**** DATA FOR PROCESSING

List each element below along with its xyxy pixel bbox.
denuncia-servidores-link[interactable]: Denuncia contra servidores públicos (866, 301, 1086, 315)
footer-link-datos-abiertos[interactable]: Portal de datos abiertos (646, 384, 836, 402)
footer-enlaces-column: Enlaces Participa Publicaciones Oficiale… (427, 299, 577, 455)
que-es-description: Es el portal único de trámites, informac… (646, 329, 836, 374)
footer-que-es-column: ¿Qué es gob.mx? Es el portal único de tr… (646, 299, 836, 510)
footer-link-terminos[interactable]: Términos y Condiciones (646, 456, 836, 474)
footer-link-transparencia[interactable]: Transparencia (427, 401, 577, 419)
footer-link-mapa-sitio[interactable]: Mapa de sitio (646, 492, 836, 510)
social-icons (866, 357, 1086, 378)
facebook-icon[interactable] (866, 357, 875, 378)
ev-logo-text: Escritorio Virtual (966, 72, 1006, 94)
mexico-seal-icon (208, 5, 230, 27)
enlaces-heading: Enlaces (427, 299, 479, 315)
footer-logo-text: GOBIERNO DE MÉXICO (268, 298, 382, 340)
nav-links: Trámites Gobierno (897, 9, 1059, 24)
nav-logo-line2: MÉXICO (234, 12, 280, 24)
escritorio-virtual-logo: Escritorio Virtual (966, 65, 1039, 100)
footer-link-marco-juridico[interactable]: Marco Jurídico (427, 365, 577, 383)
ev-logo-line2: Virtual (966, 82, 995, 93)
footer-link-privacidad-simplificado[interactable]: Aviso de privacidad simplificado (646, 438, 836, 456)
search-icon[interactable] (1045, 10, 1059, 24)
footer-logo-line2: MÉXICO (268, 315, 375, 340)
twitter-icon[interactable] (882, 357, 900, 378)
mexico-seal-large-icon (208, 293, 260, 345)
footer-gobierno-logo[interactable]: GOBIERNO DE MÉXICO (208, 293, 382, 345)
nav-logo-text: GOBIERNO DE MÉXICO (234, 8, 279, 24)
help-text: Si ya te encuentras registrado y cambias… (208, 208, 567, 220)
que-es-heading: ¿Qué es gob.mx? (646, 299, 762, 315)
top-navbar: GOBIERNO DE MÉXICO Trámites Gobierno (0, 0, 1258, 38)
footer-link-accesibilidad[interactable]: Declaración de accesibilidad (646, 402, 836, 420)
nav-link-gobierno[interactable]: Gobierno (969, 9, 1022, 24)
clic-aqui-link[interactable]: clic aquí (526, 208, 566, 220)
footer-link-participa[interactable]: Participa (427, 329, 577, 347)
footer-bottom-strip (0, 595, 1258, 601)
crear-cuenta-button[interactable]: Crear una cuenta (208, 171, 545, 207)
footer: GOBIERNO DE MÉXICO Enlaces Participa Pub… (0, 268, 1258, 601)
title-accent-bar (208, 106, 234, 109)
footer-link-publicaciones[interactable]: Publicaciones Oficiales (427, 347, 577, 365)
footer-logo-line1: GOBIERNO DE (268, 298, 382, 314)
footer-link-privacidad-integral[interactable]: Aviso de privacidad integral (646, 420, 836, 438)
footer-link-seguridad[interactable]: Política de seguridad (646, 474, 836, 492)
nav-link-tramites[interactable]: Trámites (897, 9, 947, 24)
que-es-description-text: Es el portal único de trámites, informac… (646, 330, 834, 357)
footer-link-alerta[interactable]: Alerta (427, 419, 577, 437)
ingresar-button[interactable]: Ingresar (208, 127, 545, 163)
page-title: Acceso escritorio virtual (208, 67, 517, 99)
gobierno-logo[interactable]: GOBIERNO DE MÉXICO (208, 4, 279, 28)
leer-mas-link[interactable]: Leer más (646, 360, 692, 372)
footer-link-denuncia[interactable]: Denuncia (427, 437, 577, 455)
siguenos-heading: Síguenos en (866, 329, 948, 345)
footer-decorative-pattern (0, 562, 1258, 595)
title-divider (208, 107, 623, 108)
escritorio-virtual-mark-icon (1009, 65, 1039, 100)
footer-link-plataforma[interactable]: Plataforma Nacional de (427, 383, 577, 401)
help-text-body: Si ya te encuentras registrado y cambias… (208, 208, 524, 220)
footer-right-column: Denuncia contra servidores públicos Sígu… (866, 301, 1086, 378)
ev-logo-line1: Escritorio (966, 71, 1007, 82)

********

◆ TASK DIRECTIONS: Retype every row above without any changes.

◆ PROBLEM SOLUTION:
List each element below along with its xyxy pixel bbox.
denuncia-servidores-link[interactable]: Denuncia contra servidores públicos (866, 301, 1086, 315)
footer-link-datos-abiertos[interactable]: Portal de datos abiertos (646, 384, 836, 402)
footer-enlaces-column: Enlaces Participa Publicaciones Oficiale… (427, 299, 577, 455)
que-es-description: Es el portal único de trámites, informac… (646, 329, 836, 374)
footer-que-es-column: ¿Qué es gob.mx? Es el portal único de tr… (646, 299, 836, 510)
footer-link-terminos[interactable]: Términos y Condiciones (646, 456, 836, 474)
footer-link-transparencia[interactable]: Transparencia (427, 401, 577, 419)
footer-link-mapa-sitio[interactable]: Mapa de sitio (646, 492, 836, 510)
social-icons (866, 357, 1086, 378)
facebook-icon[interactable] (866, 357, 875, 378)
ev-logo-text: Escritorio Virtual (966, 72, 1006, 94)
mexico-seal-icon (208, 5, 230, 27)
enlaces-heading: Enlaces (427, 299, 479, 315)
footer-logo-text: GOBIERNO DE MÉXICO (268, 298, 382, 340)
nav-links: Trámites Gobierno (897, 9, 1059, 24)
nav-logo-line2: MÉXICO (234, 12, 280, 24)
escritorio-virtual-logo: Escritorio Virtual (966, 65, 1039, 100)
footer-link-marco-juridico[interactable]: Marco Jurídico (427, 365, 577, 383)
ev-logo-line2: Virtual (966, 82, 995, 93)
footer-link-privacidad-simplificado[interactable]: Aviso de privacidad simplificado (646, 438, 836, 456)
search-icon[interactable] (1045, 10, 1059, 24)
footer-logo-line2: MÉXICO (268, 315, 375, 340)
twitter-icon[interactable] (882, 357, 900, 378)
mexico-seal-large-icon (208, 293, 260, 345)
footer-gobierno-logo[interactable]: GOBIERNO DE MÉXICO (208, 293, 382, 345)
nav-logo-text: GOBIERNO DE MÉXICO (234, 8, 279, 24)
help-text: Si ya te encuentras registrado y cambias… (208, 208, 567, 220)
que-es-heading: ¿Qué es gob.mx? (646, 299, 762, 315)
top-navbar: GOBIERNO DE MÉXICO Trámites Gobierno (0, 0, 1258, 38)
footer-link-accesibilidad[interactable]: Declaración de accesibilidad (646, 402, 836, 420)
nav-link-gobierno[interactable]: Gobierno (969, 9, 1022, 24)
clic-aqui-link[interactable]: clic aquí (526, 208, 566, 220)
footer-link-participa[interactable]: Participa (427, 329, 577, 347)
footer-bottom-strip (0, 595, 1258, 601)
crear-cuenta-button[interactable]: Crear una cuenta (208, 171, 545, 207)
footer: GOBIERNO DE MÉXICO Enlaces Participa Pub… (0, 268, 1258, 601)
title-accent-bar (208, 106, 234, 109)
footer-link-publicaciones[interactable]: Publicaciones Oficiales (427, 347, 577, 365)
footer-logo-line1: GOBIERNO DE (268, 298, 382, 314)
footer-link-privacidad-integral[interactable]: Aviso de privacidad integral (646, 420, 836, 438)
footer-link-seguridad[interactable]: Política de seguridad (646, 474, 836, 492)
nav-link-tramites[interactable]: Trámites (897, 9, 947, 24)
que-es-description-text: Es el portal único de trámites, informac… (646, 330, 834, 357)
footer-link-alerta[interactable]: Alerta (427, 419, 577, 437)
ingresar-button[interactable]: Ingresar (208, 127, 545, 163)
page-title: Acceso escritorio virtual (208, 67, 517, 99)
gobierno-logo[interactable]: GOBIERNO DE MÉXICO (208, 4, 279, 28)
leer-mas-link[interactable]: Leer más (646, 360, 692, 372)
footer-link-denuncia[interactable]: Denuncia (427, 437, 577, 455)
siguenos-heading: Síguenos en (866, 329, 948, 345)
footer-decorative-pattern (0, 562, 1258, 595)
title-divider (208, 107, 623, 108)
escritorio-virtual-mark-icon (1009, 65, 1039, 100)
footer-link-plataforma[interactable]: Plataforma Nacional de (427, 383, 577, 401)
help-text-body: Si ya te encuentras registrado y cambias… (208, 208, 524, 220)
footer-right-column: Denuncia contra servidores públicos Sígu… (866, 301, 1086, 378)
ev-logo-line1: Escritorio (966, 71, 1007, 82)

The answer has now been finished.